== Exercise brief ==
Write out the material again exactly, please, and omit the pictures.

Stored records
* * * *

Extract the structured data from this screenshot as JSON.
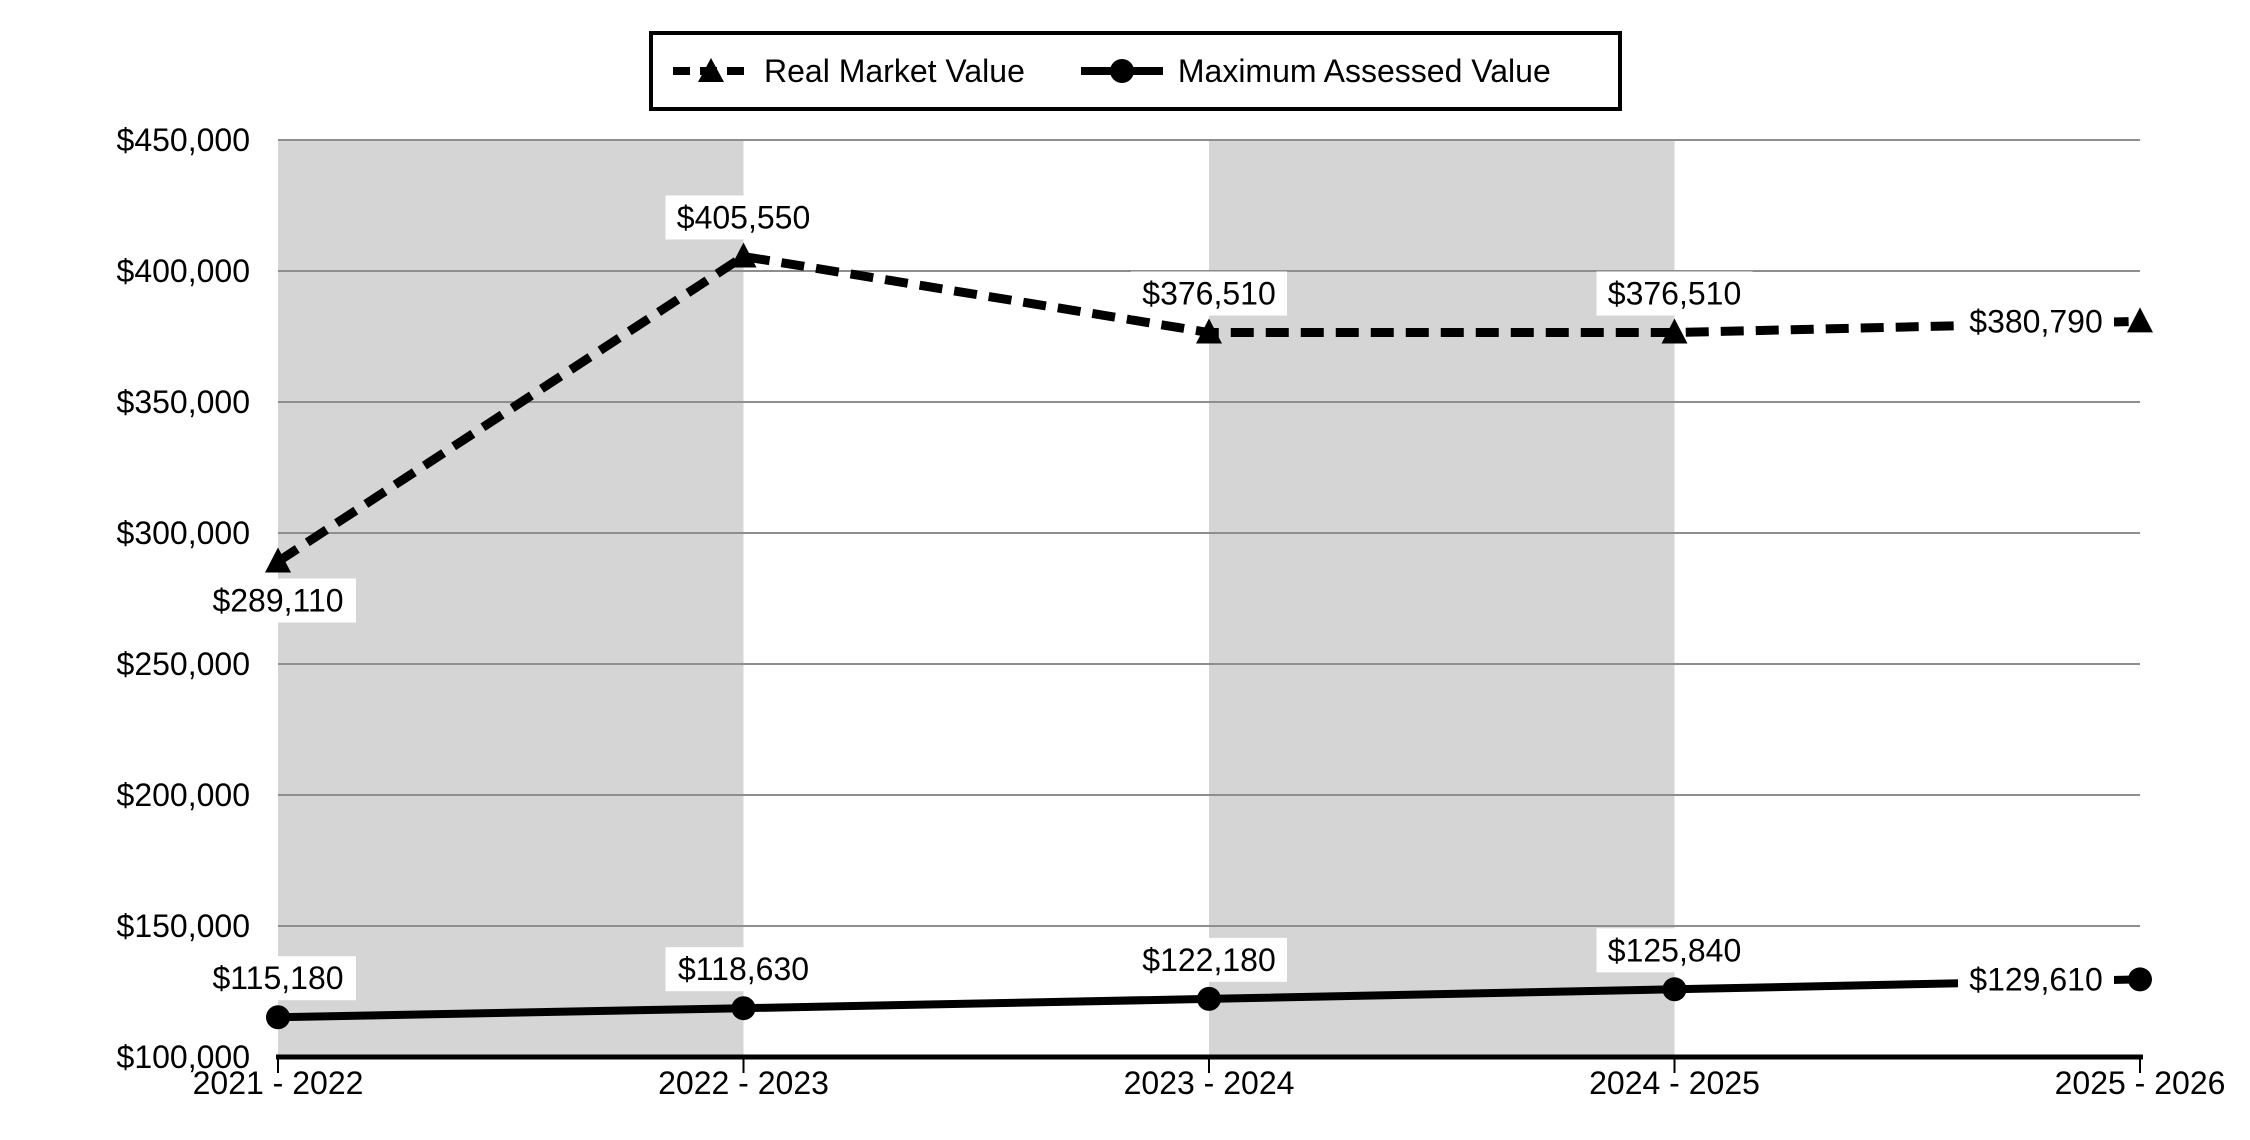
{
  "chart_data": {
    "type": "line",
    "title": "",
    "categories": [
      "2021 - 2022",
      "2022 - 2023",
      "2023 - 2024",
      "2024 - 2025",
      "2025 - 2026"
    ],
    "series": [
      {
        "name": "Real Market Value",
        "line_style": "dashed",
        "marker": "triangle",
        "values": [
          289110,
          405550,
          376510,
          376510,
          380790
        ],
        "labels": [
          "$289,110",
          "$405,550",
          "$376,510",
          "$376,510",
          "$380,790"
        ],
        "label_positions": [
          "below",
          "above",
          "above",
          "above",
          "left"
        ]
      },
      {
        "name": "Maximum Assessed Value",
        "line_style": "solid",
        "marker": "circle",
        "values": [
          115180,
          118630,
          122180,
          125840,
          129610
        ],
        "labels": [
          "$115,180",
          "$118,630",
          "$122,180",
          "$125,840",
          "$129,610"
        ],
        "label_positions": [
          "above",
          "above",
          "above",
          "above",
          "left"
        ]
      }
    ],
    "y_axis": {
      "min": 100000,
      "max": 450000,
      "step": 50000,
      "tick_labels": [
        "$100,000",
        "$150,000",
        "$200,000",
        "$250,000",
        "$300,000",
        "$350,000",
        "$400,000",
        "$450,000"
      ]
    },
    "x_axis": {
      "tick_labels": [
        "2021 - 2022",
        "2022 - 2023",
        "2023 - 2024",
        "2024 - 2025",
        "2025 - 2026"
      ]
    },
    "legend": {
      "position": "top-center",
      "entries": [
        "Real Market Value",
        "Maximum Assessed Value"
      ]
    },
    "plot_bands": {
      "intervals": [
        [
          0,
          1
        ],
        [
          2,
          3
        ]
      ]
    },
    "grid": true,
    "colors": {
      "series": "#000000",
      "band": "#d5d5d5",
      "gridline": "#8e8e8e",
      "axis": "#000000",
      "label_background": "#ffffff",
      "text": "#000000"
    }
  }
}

* * * *

== Finished exercise ==
Extract the structured data from this screenshot as JSON.
{
  "chart_data": {
    "type": "line",
    "title": "",
    "categories": [
      "2021 - 2022",
      "2022 - 2023",
      "2023 - 2024",
      "2024 - 2025",
      "2025 - 2026"
    ],
    "series": [
      {
        "name": "Real Market Value",
        "line_style": "dashed",
        "marker": "triangle",
        "values": [
          289110,
          405550,
          376510,
          376510,
          380790
        ],
        "labels": [
          "$289,110",
          "$405,550",
          "$376,510",
          "$376,510",
          "$380,790"
        ],
        "label_positions": [
          "below",
          "above",
          "above",
          "above",
          "left"
        ]
      },
      {
        "name": "Maximum Assessed Value",
        "line_style": "solid",
        "marker": "circle",
        "values": [
          115180,
          118630,
          122180,
          125840,
          129610
        ],
        "labels": [
          "$115,180",
          "$118,630",
          "$122,180",
          "$125,840",
          "$129,610"
        ],
        "label_positions": [
          "above",
          "above",
          "above",
          "above",
          "left"
        ]
      }
    ],
    "y_axis": {
      "min": 100000,
      "max": 450000,
      "step": 50000,
      "tick_labels": [
        "$100,000",
        "$150,000",
        "$200,000",
        "$250,000",
        "$300,000",
        "$350,000",
        "$400,000",
        "$450,000"
      ]
    },
    "x_axis": {
      "tick_labels": [
        "2021 - 2022",
        "2022 - 2023",
        "2023 - 2024",
        "2024 - 2025",
        "2025 - 2026"
      ]
    },
    "legend": {
      "position": "top-center",
      "entries": [
        "Real Market Value",
        "Maximum Assessed Value"
      ]
    },
    "plot_bands": {
      "intervals": [
        [
          0,
          1
        ],
        [
          2,
          3
        ]
      ]
    },
    "grid": true,
    "colors": {
      "series": "#000000",
      "band": "#d5d5d5",
      "gridline": "#8e8e8e",
      "axis": "#000000",
      "label_background": "#ffffff",
      "text": "#000000"
    }
  }
}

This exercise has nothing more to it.